>> begin

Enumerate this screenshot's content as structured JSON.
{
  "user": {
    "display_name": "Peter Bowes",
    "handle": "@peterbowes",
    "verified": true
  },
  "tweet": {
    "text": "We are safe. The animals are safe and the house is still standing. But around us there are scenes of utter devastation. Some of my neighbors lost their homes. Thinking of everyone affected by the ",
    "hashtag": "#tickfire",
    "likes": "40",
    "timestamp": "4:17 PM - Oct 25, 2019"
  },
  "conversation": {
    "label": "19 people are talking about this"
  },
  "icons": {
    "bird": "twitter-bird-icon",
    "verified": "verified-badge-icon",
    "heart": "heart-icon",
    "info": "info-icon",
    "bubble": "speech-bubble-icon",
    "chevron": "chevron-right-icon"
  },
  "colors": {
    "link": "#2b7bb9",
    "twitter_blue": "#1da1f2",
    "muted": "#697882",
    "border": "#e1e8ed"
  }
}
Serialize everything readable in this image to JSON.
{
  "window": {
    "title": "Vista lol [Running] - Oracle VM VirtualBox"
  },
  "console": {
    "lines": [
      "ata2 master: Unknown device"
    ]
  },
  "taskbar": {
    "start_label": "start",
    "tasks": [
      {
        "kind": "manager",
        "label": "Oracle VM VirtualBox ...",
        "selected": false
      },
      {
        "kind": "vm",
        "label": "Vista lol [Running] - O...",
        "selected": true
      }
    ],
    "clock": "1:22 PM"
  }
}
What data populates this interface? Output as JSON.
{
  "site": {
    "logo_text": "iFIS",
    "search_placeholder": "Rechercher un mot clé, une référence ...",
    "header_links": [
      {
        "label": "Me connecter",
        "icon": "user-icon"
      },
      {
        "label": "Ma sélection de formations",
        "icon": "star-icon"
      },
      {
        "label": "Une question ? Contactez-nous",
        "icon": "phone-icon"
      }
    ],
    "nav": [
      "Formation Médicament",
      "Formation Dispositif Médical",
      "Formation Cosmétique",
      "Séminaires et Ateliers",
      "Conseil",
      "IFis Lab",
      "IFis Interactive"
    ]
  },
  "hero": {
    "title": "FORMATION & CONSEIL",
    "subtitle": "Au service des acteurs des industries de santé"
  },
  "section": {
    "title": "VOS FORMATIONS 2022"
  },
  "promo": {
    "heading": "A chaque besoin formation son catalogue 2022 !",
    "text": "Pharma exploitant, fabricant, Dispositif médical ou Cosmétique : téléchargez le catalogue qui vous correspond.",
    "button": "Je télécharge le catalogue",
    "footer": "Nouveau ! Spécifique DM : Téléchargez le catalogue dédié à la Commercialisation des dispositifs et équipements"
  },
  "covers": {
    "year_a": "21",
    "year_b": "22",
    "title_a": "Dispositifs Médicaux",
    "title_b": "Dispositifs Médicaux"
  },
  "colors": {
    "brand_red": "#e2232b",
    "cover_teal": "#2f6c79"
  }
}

>> end

What to produce:
From the material above, count the lines that include "catalogue" and give only the total.

Written response:
4